* **WRITTEN PROBLEM**: Below is a listing; write it out exactly and drop any images from it.

-- begin EXTRACTED MATERIAL --

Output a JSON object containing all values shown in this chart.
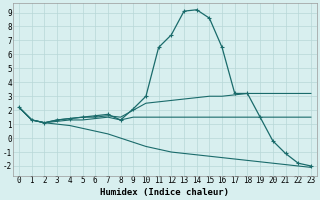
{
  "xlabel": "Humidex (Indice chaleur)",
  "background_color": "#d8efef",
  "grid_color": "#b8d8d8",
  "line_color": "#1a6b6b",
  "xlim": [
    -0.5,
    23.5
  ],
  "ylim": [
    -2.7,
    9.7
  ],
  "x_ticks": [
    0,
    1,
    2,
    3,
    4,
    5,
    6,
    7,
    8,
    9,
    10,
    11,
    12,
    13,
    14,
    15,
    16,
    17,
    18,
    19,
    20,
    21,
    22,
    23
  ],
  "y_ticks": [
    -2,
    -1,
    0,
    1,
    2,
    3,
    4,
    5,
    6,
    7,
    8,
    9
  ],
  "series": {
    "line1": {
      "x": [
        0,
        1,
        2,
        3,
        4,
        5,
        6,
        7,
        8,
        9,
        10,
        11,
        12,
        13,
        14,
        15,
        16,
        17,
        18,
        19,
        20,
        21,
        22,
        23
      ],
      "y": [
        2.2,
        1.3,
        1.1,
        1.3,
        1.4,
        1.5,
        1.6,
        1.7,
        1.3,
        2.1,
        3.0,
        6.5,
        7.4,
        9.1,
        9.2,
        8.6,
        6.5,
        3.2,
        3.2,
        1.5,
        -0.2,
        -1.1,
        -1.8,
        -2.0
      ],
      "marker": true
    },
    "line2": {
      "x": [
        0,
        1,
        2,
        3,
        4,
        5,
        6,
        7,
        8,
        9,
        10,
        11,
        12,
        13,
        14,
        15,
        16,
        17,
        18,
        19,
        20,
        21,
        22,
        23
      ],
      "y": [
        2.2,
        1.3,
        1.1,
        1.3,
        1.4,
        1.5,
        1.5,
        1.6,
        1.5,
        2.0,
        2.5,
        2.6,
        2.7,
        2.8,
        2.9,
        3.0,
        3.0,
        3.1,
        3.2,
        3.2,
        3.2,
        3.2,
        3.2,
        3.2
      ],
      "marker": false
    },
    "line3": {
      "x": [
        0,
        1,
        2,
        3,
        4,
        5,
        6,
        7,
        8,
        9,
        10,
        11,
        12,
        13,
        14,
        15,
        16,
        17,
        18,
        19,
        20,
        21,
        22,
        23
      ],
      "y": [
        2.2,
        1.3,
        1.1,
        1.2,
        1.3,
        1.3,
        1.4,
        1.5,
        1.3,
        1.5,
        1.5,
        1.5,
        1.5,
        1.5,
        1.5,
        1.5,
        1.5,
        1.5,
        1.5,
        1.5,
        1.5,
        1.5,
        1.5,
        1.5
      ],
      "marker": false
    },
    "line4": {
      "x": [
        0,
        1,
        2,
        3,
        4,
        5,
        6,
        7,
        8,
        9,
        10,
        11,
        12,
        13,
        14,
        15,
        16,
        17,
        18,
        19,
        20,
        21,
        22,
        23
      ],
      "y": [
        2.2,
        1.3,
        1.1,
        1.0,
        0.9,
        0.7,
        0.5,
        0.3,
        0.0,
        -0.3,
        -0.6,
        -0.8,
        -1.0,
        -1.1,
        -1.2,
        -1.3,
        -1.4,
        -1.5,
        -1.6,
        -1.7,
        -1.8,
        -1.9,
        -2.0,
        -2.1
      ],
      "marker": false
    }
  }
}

-- end EXTRACTED MATERIAL --

* **ANSWER TO THE PROBLEM**:
Output a JSON object containing all values shown in this chart.
{
  "xlabel": "Humidex (Indice chaleur)",
  "background_color": "#d8efef",
  "grid_color": "#b8d8d8",
  "line_color": "#1a6b6b",
  "xlim": [
    -0.5,
    23.5
  ],
  "ylim": [
    -2.7,
    9.7
  ],
  "x_ticks": [
    0,
    1,
    2,
    3,
    4,
    5,
    6,
    7,
    8,
    9,
    10,
    11,
    12,
    13,
    14,
    15,
    16,
    17,
    18,
    19,
    20,
    21,
    22,
    23
  ],
  "y_ticks": [
    -2,
    -1,
    0,
    1,
    2,
    3,
    4,
    5,
    6,
    7,
    8,
    9
  ],
  "series": {
    "line1": {
      "x": [
        0,
        1,
        2,
        3,
        4,
        5,
        6,
        7,
        8,
        9,
        10,
        11,
        12,
        13,
        14,
        15,
        16,
        17,
        18,
        19,
        20,
        21,
        22,
        23
      ],
      "y": [
        2.2,
        1.3,
        1.1,
        1.3,
        1.4,
        1.5,
        1.6,
        1.7,
        1.3,
        2.1,
        3.0,
        6.5,
        7.4,
        9.1,
        9.2,
        8.6,
        6.5,
        3.2,
        3.2,
        1.5,
        -0.2,
        -1.1,
        -1.8,
        -2.0
      ],
      "marker": true
    },
    "line2": {
      "x": [
        0,
        1,
        2,
        3,
        4,
        5,
        6,
        7,
        8,
        9,
        10,
        11,
        12,
        13,
        14,
        15,
        16,
        17,
        18,
        19,
        20,
        21,
        22,
        23
      ],
      "y": [
        2.2,
        1.3,
        1.1,
        1.3,
        1.4,
        1.5,
        1.5,
        1.6,
        1.5,
        2.0,
        2.5,
        2.6,
        2.7,
        2.8,
        2.9,
        3.0,
        3.0,
        3.1,
        3.2,
        3.2,
        3.2,
        3.2,
        3.2,
        3.2
      ],
      "marker": false
    },
    "line3": {
      "x": [
        0,
        1,
        2,
        3,
        4,
        5,
        6,
        7,
        8,
        9,
        10,
        11,
        12,
        13,
        14,
        15,
        16,
        17,
        18,
        19,
        20,
        21,
        22,
        23
      ],
      "y": [
        2.2,
        1.3,
        1.1,
        1.2,
        1.3,
        1.3,
        1.4,
        1.5,
        1.3,
        1.5,
        1.5,
        1.5,
        1.5,
        1.5,
        1.5,
        1.5,
        1.5,
        1.5,
        1.5,
        1.5,
        1.5,
        1.5,
        1.5,
        1.5
      ],
      "marker": false
    },
    "line4": {
      "x": [
        0,
        1,
        2,
        3,
        4,
        5,
        6,
        7,
        8,
        9,
        10,
        11,
        12,
        13,
        14,
        15,
        16,
        17,
        18,
        19,
        20,
        21,
        22,
        23
      ],
      "y": [
        2.2,
        1.3,
        1.1,
        1.0,
        0.9,
        0.7,
        0.5,
        0.3,
        0.0,
        -0.3,
        -0.6,
        -0.8,
        -1.0,
        -1.1,
        -1.2,
        -1.3,
        -1.4,
        -1.5,
        -1.6,
        -1.7,
        -1.8,
        -1.9,
        -2.0,
        -2.1
      ],
      "marker": false
    }
  }
}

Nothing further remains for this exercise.